(Structured figure records)
==============================
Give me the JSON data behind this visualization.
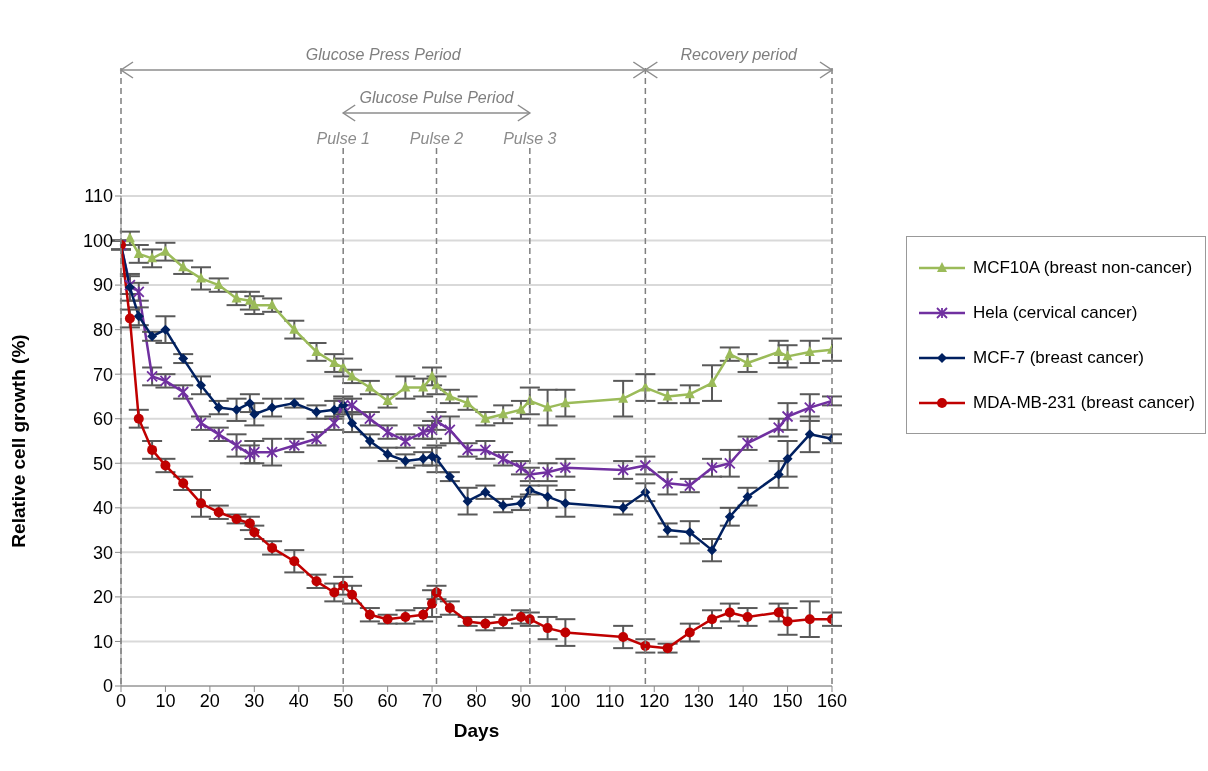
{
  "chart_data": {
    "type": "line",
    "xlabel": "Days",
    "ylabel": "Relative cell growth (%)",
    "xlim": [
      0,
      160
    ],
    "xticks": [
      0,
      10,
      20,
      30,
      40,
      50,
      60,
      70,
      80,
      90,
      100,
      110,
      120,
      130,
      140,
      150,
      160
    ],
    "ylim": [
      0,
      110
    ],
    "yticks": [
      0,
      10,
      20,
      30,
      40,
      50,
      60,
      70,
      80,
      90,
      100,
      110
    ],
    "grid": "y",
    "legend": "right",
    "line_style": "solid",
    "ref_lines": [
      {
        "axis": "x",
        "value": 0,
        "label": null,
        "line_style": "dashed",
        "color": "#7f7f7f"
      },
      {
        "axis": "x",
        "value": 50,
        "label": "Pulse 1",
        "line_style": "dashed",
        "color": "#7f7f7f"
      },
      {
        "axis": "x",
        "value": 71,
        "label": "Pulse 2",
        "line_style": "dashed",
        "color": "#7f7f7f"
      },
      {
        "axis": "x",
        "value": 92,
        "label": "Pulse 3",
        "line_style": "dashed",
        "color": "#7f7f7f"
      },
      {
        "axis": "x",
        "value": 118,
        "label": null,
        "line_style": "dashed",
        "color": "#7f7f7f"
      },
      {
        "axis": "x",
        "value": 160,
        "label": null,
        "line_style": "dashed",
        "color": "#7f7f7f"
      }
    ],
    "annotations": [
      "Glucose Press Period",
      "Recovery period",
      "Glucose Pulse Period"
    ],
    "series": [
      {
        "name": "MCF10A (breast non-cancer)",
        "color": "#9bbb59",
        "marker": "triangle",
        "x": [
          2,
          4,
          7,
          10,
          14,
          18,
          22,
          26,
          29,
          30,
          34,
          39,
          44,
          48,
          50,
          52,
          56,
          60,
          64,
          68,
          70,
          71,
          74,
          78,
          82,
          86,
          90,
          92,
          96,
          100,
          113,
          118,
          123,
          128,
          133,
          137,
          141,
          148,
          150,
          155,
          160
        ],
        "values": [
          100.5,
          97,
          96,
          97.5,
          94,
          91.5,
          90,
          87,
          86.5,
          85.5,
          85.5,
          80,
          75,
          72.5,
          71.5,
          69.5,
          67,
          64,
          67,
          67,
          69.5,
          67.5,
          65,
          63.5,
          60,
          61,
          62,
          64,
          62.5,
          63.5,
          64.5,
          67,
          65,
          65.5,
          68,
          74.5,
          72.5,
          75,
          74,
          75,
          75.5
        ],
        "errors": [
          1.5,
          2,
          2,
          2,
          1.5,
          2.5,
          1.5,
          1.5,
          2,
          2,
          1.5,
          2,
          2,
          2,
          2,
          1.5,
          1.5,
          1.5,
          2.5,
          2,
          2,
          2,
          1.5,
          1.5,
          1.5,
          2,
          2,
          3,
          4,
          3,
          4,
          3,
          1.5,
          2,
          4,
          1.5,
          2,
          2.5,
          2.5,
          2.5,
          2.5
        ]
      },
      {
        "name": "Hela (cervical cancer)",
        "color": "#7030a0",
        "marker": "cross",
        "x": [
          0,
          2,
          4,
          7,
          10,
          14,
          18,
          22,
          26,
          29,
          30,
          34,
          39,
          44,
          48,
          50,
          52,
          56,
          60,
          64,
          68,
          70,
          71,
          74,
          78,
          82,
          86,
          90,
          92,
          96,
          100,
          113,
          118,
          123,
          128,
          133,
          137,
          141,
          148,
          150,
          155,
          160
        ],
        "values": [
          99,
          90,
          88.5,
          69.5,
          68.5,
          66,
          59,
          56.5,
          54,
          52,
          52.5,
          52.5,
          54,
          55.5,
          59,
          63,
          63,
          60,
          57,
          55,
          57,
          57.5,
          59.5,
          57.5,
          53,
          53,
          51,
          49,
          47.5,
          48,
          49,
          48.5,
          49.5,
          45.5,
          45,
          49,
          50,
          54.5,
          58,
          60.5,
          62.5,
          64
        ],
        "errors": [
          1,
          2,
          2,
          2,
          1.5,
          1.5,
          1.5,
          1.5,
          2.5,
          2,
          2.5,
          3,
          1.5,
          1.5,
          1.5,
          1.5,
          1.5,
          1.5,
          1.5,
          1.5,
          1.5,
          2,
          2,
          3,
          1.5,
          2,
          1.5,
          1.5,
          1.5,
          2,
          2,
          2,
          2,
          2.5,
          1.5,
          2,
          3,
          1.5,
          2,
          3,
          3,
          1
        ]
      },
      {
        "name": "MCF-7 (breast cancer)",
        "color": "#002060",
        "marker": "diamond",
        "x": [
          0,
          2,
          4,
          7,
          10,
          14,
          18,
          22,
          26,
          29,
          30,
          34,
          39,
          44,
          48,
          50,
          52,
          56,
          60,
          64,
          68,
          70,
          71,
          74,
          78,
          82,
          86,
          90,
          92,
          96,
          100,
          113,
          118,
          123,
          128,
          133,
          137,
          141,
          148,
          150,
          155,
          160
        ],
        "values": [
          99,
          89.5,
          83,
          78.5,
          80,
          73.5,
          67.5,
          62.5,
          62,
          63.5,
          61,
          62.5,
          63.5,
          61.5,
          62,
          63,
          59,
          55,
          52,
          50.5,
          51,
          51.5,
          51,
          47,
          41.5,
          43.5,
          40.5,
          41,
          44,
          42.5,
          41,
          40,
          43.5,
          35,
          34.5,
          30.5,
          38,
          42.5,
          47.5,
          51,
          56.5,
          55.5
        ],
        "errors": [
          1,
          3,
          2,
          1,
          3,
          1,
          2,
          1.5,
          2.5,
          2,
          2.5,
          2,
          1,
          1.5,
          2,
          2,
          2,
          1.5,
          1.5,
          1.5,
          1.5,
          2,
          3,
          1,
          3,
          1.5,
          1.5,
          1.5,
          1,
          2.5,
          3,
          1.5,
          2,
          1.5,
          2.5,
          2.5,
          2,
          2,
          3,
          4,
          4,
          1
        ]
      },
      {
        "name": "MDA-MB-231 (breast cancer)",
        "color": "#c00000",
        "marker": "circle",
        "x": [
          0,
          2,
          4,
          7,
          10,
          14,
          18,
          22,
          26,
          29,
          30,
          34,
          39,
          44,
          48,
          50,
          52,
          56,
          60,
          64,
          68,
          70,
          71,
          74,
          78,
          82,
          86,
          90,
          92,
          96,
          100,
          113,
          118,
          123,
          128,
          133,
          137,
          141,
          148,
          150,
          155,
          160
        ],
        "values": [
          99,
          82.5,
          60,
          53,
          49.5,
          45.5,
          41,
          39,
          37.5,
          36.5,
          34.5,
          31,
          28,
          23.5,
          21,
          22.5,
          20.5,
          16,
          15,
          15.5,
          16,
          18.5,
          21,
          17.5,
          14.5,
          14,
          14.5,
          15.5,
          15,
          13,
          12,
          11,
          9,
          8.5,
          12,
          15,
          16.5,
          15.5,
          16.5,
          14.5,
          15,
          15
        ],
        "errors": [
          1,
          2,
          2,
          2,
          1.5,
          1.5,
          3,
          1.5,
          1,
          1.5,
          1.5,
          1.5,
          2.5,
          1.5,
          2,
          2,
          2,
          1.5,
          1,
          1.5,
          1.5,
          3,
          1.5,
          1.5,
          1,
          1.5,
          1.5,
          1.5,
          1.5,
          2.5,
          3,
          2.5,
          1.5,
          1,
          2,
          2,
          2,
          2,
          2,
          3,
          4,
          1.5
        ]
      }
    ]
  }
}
==============================
▶ Given exercise:
Copy every line of the listing that includes the string "breast".

▶ Exercise result:
        "name": "MCF10A (breast non-cancer)",
        "name": "MCF-7 (breast cancer)",
        "name": "MDA-MB-231 (breast cancer)",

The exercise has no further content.